*Liste des tâches*
a) D'après le texte à lire, à quelle distance de la frontière avec le Belarus se trouve le village de Joukovka ?
b) Recopiez à l'identique, s'il vous plaît, le passage des enregistrements qui va de la ligne contenant « page-description: Convert your » jusqu'à la ligne contenant « upload-pdf-button[interactable]: 2) Upload », ces deux lignes incluses.

*Texte à lire*
____________________

Dans la nuit du 25 février, des unités avancées de l’armée d’occupation ont atteint Gostomel en passant par le Belarus et la zone d’exclusion de Tchernobyl. Outre les soldats, il y avait également des unités de la Garde russe. Comme il ressort des documents que l’armée ukrainienne a remis au journaliste de TheUkrainianWeek/Tyzhden, dans le groupe des troupes « Vostok » qui se dirigeaient vers Kyiv, il y avait des unités spéciales de réponse rapide, mieux connues sous le nom de SOBR, et des unités mobiles spéciales OMON.

Selon le plan général, comme le montrent les documents, ces forces de la police russe devaient être impliquées dans la lutte contre d’éventuelles manifestations civiles. De telles tactiques étaient courantes pour les Russes et utilisées sur toute la ligne de front : de Kyiv à Kherson. Selon les mêmes documents, des unités de police des régions d’Omsk, Novossibirsk, Kemerovo, Tomsk et Irkoutsk sont entrées dans la région de Kyiv. Il y avait aussi des forces des régions de l’Altaï et de Krasnoïarsk. Au moins une partie de ces unités ont progressé vers l’Ukraine depuis village de Joukovka (à environ 60 km de la frontière avec le Belarus) dans la région russe de Bryansk.

____________________

*Enregistrements à traiter*
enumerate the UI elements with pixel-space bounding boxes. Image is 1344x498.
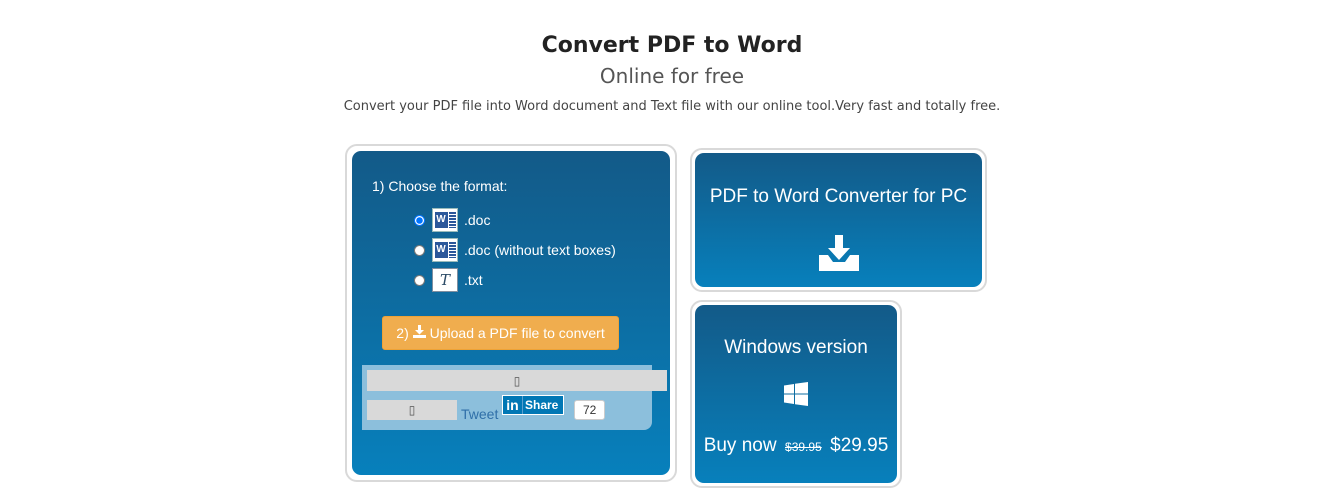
page-description: Convert your PDF file into Word document… — [343, 99, 1001, 114]
social-share-box: ▯ ▯ Tweet in Share 72 — [362, 365, 667, 430]
page-subtitle: Online for free — [599, 64, 745, 88]
format-option-txt[interactable]: T .txt — [414, 267, 483, 293]
download-icon — [412, 325, 426, 341]
choose-format-label: 1) Choose the format: — [372, 178, 508, 194]
upload-pdf-button[interactable]: 2) Upload a PDF file to convert — [382, 316, 619, 350]
broken-image-icon: ▯ — [408, 403, 416, 417]
social-widget-placeholder[interactable]: ▯ — [367, 370, 667, 391]
buy-now-link[interactable]: Buy now $39.95 $29.95 — [695, 435, 897, 457]
format-label-txt: .txt — [464, 272, 483, 288]
upload-step-label: 2) — [396, 325, 409, 341]
pc-converter-panel-inner[interactable]: PDF to Word Converter for PC — [695, 153, 982, 287]
tweet-link[interactable]: Tweet — [461, 406, 498, 422]
linkedin-share-count: 72 — [574, 400, 606, 420]
pc-converter-panel[interactable]: PDF to Word Converter for PC — [690, 148, 987, 292]
converter-panel-inner: 1) Choose the format: W .doc W .doc (wit… — [352, 151, 670, 475]
format-option-doc[interactable]: W .doc — [414, 207, 490, 233]
buy-now-label: Buy now — [703, 435, 777, 456]
social-widget-placeholder[interactable]: ▯ — [367, 400, 457, 420]
linkedin-share-button[interactable]: in Share — [502, 395, 565, 415]
word-icon: W — [432, 238, 458, 262]
download-tray-icon — [819, 235, 859, 271]
format-radio-doc-no-textboxes[interactable] — [414, 244, 425, 256]
linkedin-icon: in — [503, 396, 523, 414]
format-label-doc-no-textboxes: .doc (without text boxes) — [464, 242, 616, 258]
upload-button-label: Upload a PDF file to convert — [429, 325, 605, 341]
format-option-doc-no-textboxes[interactable]: W .doc (without text boxes) — [414, 237, 616, 263]
linkedin-share-label: Share — [525, 398, 559, 412]
new-price: $29.95 — [830, 435, 889, 456]
windows-version-panel-inner[interactable]: Windows version Buy now $39.95 $29.95 — [695, 305, 897, 483]
word-icon: W — [432, 208, 458, 232]
format-radio-doc[interactable] — [414, 214, 425, 226]
broken-image-icon: ▯ — [513, 373, 521, 388]
text-file-icon: T — [432, 268, 458, 292]
pc-converter-title[interactable]: PDF to Word Converter for PC — [695, 186, 982, 208]
format-label-doc: .doc — [464, 212, 491, 228]
converter-panel: 1) Choose the format: W .doc W .doc (wit… — [345, 144, 677, 482]
format-radio-txt[interactable] — [414, 274, 425, 286]
old-price: $39.95 — [785, 440, 822, 454]
windows-version-panel[interactable]: Windows version Buy now $39.95 $29.95 — [690, 300, 902, 488]
page-title: Convert PDF to Word — [541, 33, 803, 58]
windows-version-title[interactable]: Windows version — [695, 337, 897, 359]
windows-logo-icon — [784, 382, 808, 406]
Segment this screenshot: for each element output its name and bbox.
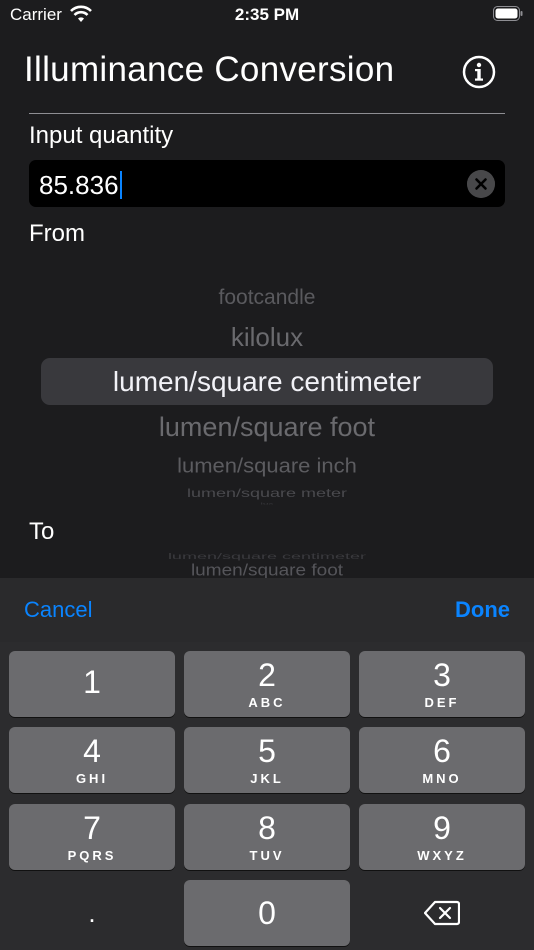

____________________

*Résultats de l'exercice*
a) À environ 60 km.

b)
page-description: Convert your PDF file into Word document… — [343, 99, 1001, 114]
social-share-box: ▯ ▯ Tweet in Share 72 — [362, 365, 667, 430]
page-subtitle: Online for free — [599, 64, 745, 88]
format-option-txt[interactable]: T .txt — [414, 267, 483, 293]
download-icon — [412, 325, 426, 341]
choose-format-label: 1) Choose the format: — [372, 178, 508, 194]
upload-pdf-button[interactable]: 2) Upload a PDF file to convert — [382, 316, 619, 350]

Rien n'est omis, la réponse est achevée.